Brief ▸
Give the entries again exactly as they appear, but without the images.

Data items:
---------------
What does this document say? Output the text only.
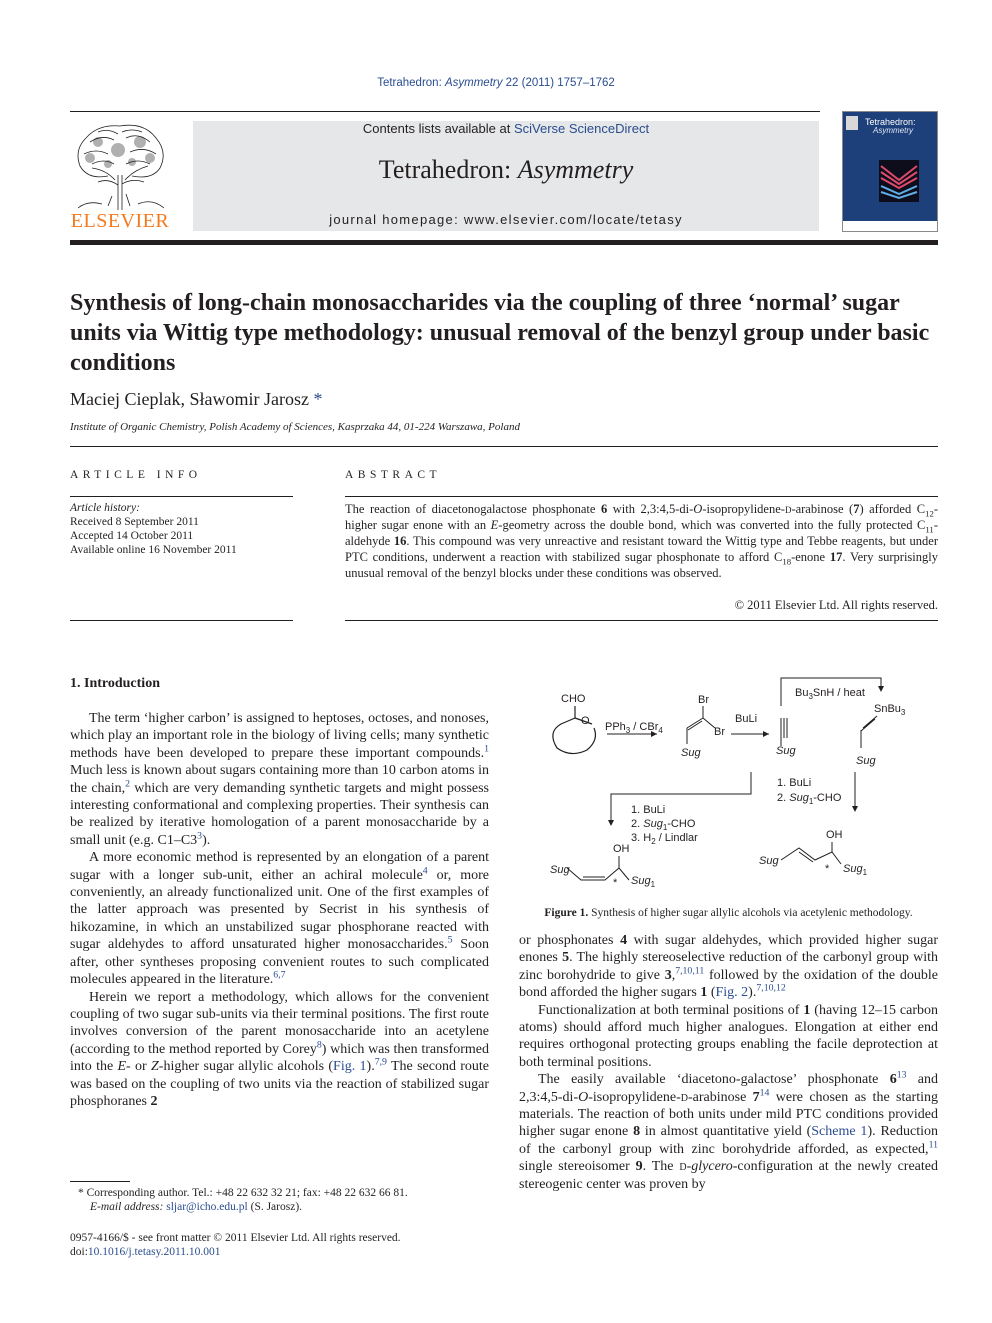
Tetrahedron: Asymmetry 22 (2011) 1757–1762
ELSEVIER
Contents lists available at SciVerse ScienceDirect
Tetrahedron: Asymmetry
journal homepage: www.elsevier.com/locate/tetasy
Tetrahedron:
Asymmetry
Synthesis of long-chain monosaccharides via the coupling of three ‘normal’ sugar units via Wittig type methodology: unusual removal of the benzyl group under basic conditions
Maciej Cieplak, Sławomir Jarosz *
Institute of Organic Chemistry, Polish Academy of Sciences, Kasprzaka 44, 01-224 Warszawa, Poland
ARTICLE INFO
Article history:
Received 8 September 2011
Accepted 14 October 2011
Available online 16 November 2011
ABSTRACT
The reaction of diacetonogalactose phosphonate 6 with 2,3:4,5-di-O-isopropylidene-d-arabinose (7) afforded $C_{12}$-higher sugar enone with an E-geometry across the double bond, which was converted into the fully protected $C_{11}$-aldehyde 16. This compound was very unreactive and resistant toward the Wittig type and Tebbe reagents, but under PTC conditions, underwent a reaction with stabilized sugar phosphonate to afford $C_{18}$-enone 17. Very surprisingly unusual removal of the benzyl blocks under these conditions was observed.
© 2011 Elsevier Ltd. All rights reserved.
1. Introduction

The term ‘higher carbon’ is assigned to heptoses, octoses, and nonoses, which play an important role in the biology of living cells; many synthetic methods have been developed to prepare these important compounds.$^1$ Much less is known about sugars containing more than 10 carbon atoms in the chain,$^2$ which are very demanding synthetic targets and might possess interesting conformational and complexing properties. Their synthesis can be realized by iterative homologation of a parent monosaccharide by a small unit (e.g. $C1-C3^3$).

A more economic method is represented by an elongation of a parent sugar with a longer sub-unit, either an achiral molecule$^4$ or, more conveniently, an already functionalized unit. One of the first examples of the latter approach was presented by Secrist in his synthesis of hikozamine, in which an unstabilized sugar phosphorane reacted with sugar aldehydes to afford unsaturated higher monosaccharides.$^5$ Soon after, other syntheses proposing convenient routes to such complicated molecules appeared in the literature.$^{6,7}$

Herein we report a methodology, which allows for the convenient coupling of two sugar sub-units via their terminal positions. The first route involves conversion of the parent monosaccharide into an acetylene (according to the method reported by Corey$^8$) which was then transformed into the E- or Z-higher sugar allylic alcohols (Fig. 1).$^{7,9}$ The second route was based on the coupling of two units via the reaction of stabilized sugar phosphoranes 2

* Corresponding author. Tel.: +48 22 632 32 21; fax: +48 22 632 66 81.
E-mail address: sljar@icho.edu.pl (S. Jarosz).
0957-4166/$ - see front matter © 2011 Elsevier Ltd. All rights reserved.
doi:10.1016/j.tetasy.2011.10.001
CHO
O PPh$_3$ / CBr$_4$
Br
Br
Sug
BuLi
Sug
$Bu_3SnH$ / heat
SnBu$_3$
Sug
1. BuLi
2. Sug$_1$-CHO
OH
Sug
* Sug$_1$
1. BuLi
2. Sug$_1$-CHO
3. $H_2$ / Lindlar
OH
Sug
* Sug$_1$
Figure 1. Synthesis of higher sugar allylic alcohols via acetylenic methodology.

or phosphonates 4 with sugar aldehydes, which provided higher sugar enones 5. The highly stereoselective reduction of the carbonyl group with zinc borohydride to give 3,$^{7,10,11}$ followed by the oxidation of the double bond afforded the higher sugars 1 (Fig. 2).$^{7,10,12}$

Functionalization at both terminal positions of 1 (having 12–15 carbon atoms) should afford much higher analogues. Elongation at either end requires orthogonal protecting groups enabling the facile deprotection at both terminal positions.

The easily available ‘diacetono-galactose’ phosphonate $6^{13}$ and 2,3:4,5-di-O-isopropylidene-d-arabinose $7^{14}$ were chosen as the starting materials. The reaction of both units under mild PTC conditions provided higher sugar enone 8 in almost quantitative yield (Scheme 1). Reduction of the carbonyl group with zinc borohydride afforded, as expected,$^{11}$ single stereoisomer 9. The d-glycero-configuration at the newly created stereogenic center was proven by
---------------
Worked solution ▸
What does this document say? Output the text only.
Tetrahedron: Asymmetry 22 (2011) 1757–1762
ELSEVIER
Contents lists available at SciVerse ScienceDirect
Tetrahedron: Asymmetry
journal homepage: www.elsevier.com/locate/tetasy
Tetrahedron:
Asymmetry
Synthesis of long-chain monosaccharides via the coupling of three ‘normal’ sugar units via Wittig type methodology: unusual removal of the benzyl group under basic conditions
Maciej Cieplak, Sławomir Jarosz *
Institute of Organic Chemistry, Polish Academy of Sciences, Kasprzaka 44, 01-224 Warszawa, Poland
ARTICLE INFO
Article history:
Received 8 September 2011
Accepted 14 October 2011
Available online 16 November 2011
ABSTRACT
The reaction of diacetonogalactose phosphonate 6 with 2,3:4,5-di-O-isopropylidene-d-arabinose (7) afforded $C_{12}$-higher sugar enone with an E-geometry across the double bond, which was converted into the fully protected $C_{11}$-aldehyde 16. This compound was very unreactive and resistant toward the Wittig type and Tebbe reagents, but under PTC conditions, underwent a reaction with stabilized sugar phosphonate to afford $C_{18}$-enone 17. Very surprisingly unusual removal of the benzyl blocks under these conditions was observed.
© 2011 Elsevier Ltd. All rights reserved.
1. Introduction

The term ‘higher carbon’ is assigned to heptoses, octoses, and nonoses, which play an important role in the biology of living cells; many synthetic methods have been developed to prepare these important compounds.$^1$ Much less is known about sugars containing more than 10 carbon atoms in the chain,$^2$ which are very demanding synthetic targets and might possess interesting conformational and complexing properties. Their synthesis can be realized by iterative homologation of a parent monosaccharide by a small unit (e.g. $C1-C3^3$).

A more economic method is represented by an elongation of a parent sugar with a longer sub-unit, either an achiral molecule$^4$ or, more conveniently, an already functionalized unit. One of the first examples of the latter approach was presented by Secrist in his synthesis of hikozamine, in which an unstabilized sugar phosphorane reacted with sugar aldehydes to afford unsaturated higher monosaccharides.$^5$ Soon after, other syntheses proposing convenient routes to such complicated molecules appeared in the literature.$^{6,7}$

Herein we report a methodology, which allows for the convenient coupling of two sugar sub-units via their terminal positions. The first route involves conversion of the parent monosaccharide into an acetylene (according to the method reported by Corey$^8$) which was then transformed into the E- or Z-higher sugar allylic alcohols (Fig. 1).$^{7,9}$ The second route was based on the coupling of two units via the reaction of stabilized sugar phosphoranes 2

* Corresponding author. Tel.: +48 22 632 32 21; fax: +48 22 632 66 81.
E-mail address: sljar@icho.edu.pl (S. Jarosz).
0957-4166/$ - see front matter © 2011 Elsevier Ltd. All rights reserved.
doi:10.1016/j.tetasy.2011.10.001
CHO
O PPh$_3$ / CBr$_4$
Br
Br
Sug
BuLi
Sug
$Bu_3SnH$ / heat
SnBu$_3$
Sug
1. BuLi
2. Sug$_1$-CHO
OH
Sug
* Sug$_1$
1. BuLi
2. Sug$_1$-CHO
3. $H_2$ / Lindlar
OH
Sug
* Sug$_1$
Figure 1. Synthesis of higher sugar allylic alcohols via acetylenic methodology.

or phosphonates 4 with sugar aldehydes, which provided higher sugar enones 5. The highly stereoselective reduction of the carbonyl group with zinc borohydride to give 3,$^{7,10,11}$ followed by the oxidation of the double bond afforded the higher sugars 1 (Fig. 2).$^{7,10,12}$

Functionalization at both terminal positions of 1 (having 12–15 carbon atoms) should afford much higher analogues. Elongation at either end requires orthogonal protecting groups enabling the facile deprotection at both terminal positions.

The easily available ‘diacetono-galactose’ phosphonate $6^{13}$ and 2,3:4,5-di-O-isopropylidene-d-arabinose $7^{14}$ were chosen as the starting materials. The reaction of both units under mild PTC conditions provided higher sugar enone 8 in almost quantitative yield (Scheme 1). Reduction of the carbonyl group with zinc borohydride afforded, as expected,$^{11}$ single stereoisomer 9. The d-glycero-configuration at the newly created stereogenic center was proven by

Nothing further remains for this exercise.